Stored items from a collection
- - - - - - -

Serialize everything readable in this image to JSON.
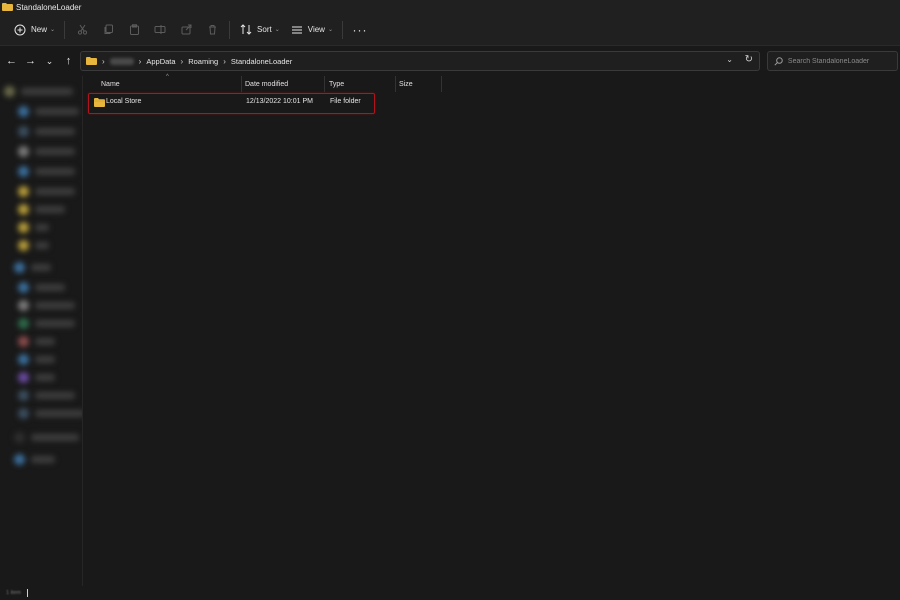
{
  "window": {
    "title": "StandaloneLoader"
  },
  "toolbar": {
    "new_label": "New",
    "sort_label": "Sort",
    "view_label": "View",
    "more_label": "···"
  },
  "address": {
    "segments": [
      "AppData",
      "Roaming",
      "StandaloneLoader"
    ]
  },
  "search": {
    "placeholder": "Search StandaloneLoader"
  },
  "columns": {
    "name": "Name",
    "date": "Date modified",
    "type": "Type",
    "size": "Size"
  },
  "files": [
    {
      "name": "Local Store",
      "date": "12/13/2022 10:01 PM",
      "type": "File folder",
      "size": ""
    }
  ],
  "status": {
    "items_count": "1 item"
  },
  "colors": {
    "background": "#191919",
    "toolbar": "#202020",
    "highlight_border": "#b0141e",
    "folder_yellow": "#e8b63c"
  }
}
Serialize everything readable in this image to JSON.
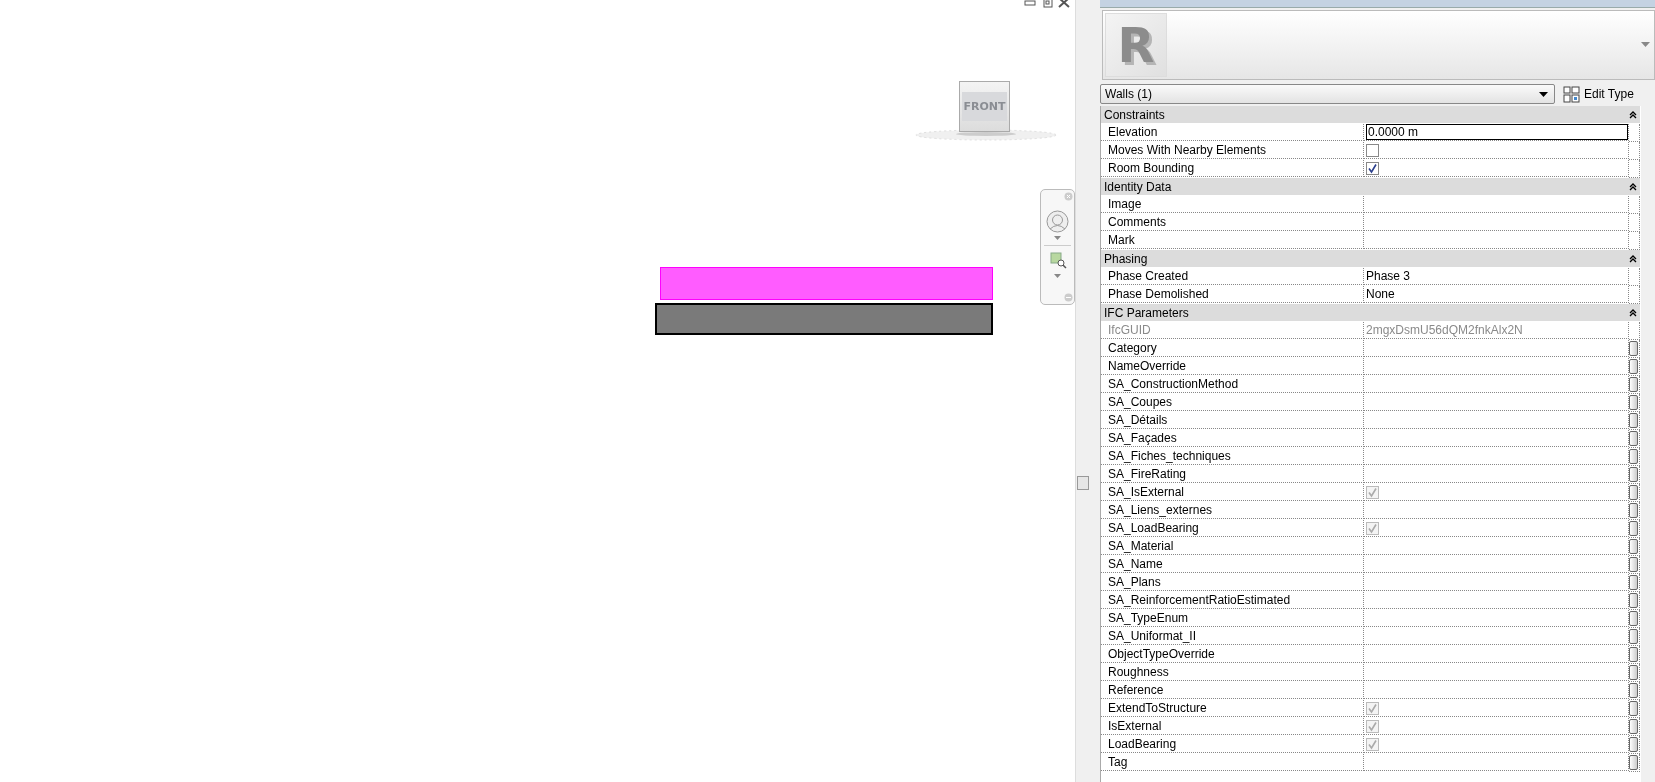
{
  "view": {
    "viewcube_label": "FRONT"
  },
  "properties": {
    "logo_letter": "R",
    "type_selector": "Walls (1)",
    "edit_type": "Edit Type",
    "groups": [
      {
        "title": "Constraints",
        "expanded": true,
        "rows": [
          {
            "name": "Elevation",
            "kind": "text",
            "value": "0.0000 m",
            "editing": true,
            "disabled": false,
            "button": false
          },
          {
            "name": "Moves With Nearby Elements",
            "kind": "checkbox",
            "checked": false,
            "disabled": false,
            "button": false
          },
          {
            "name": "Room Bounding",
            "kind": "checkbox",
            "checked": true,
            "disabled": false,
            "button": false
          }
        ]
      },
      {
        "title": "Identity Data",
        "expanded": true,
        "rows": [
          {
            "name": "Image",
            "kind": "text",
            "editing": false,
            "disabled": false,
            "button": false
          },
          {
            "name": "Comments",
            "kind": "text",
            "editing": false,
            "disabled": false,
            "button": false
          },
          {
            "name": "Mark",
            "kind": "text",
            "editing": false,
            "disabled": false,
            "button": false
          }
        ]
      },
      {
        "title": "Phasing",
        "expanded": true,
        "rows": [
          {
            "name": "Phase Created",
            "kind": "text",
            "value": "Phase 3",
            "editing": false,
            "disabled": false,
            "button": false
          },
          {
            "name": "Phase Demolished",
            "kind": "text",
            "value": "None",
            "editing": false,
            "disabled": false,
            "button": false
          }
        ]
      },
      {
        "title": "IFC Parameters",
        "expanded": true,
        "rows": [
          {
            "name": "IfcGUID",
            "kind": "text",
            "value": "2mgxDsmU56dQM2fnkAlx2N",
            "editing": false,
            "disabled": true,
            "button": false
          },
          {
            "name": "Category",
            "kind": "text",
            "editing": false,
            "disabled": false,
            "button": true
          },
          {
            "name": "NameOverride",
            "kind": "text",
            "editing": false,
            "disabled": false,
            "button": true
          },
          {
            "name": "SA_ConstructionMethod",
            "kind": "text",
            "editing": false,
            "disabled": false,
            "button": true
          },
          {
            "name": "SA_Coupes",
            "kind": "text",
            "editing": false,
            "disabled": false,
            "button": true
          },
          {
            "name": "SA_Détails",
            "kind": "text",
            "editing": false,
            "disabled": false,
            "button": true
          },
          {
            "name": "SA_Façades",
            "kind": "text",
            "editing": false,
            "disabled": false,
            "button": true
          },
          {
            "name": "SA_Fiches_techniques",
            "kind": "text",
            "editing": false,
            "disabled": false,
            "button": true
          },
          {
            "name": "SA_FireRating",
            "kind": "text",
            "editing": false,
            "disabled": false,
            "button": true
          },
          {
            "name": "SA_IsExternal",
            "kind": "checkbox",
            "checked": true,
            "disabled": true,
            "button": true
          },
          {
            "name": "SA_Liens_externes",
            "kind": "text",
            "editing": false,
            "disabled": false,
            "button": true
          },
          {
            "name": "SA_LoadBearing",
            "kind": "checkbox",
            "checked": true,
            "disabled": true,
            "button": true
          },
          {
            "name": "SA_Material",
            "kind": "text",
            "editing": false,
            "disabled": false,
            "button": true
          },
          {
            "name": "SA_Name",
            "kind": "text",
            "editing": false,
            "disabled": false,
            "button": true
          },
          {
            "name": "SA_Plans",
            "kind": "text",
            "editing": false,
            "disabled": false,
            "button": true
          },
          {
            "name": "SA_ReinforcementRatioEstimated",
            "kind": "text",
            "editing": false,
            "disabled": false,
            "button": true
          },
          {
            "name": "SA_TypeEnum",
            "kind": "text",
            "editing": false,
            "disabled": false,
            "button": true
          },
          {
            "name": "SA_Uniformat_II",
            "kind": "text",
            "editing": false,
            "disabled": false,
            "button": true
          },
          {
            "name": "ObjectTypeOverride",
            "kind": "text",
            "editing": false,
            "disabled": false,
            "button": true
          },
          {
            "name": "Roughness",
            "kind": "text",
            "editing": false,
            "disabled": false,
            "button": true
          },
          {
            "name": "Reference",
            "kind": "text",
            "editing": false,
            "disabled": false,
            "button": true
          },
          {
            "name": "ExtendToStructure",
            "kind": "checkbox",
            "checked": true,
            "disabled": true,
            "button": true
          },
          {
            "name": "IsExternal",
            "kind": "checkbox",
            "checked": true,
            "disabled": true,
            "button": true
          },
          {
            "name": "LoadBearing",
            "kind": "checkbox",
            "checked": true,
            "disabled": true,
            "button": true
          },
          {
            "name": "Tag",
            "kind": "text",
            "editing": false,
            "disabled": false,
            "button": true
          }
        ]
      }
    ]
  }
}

- - - - - - -

Task description:
Collect the lines of the records that include the string "StandaloneLoader".

Final result:
    "title": "StandaloneLoader"
      "StandaloneLoader"
    "placeholder": "Search StandaloneLoader"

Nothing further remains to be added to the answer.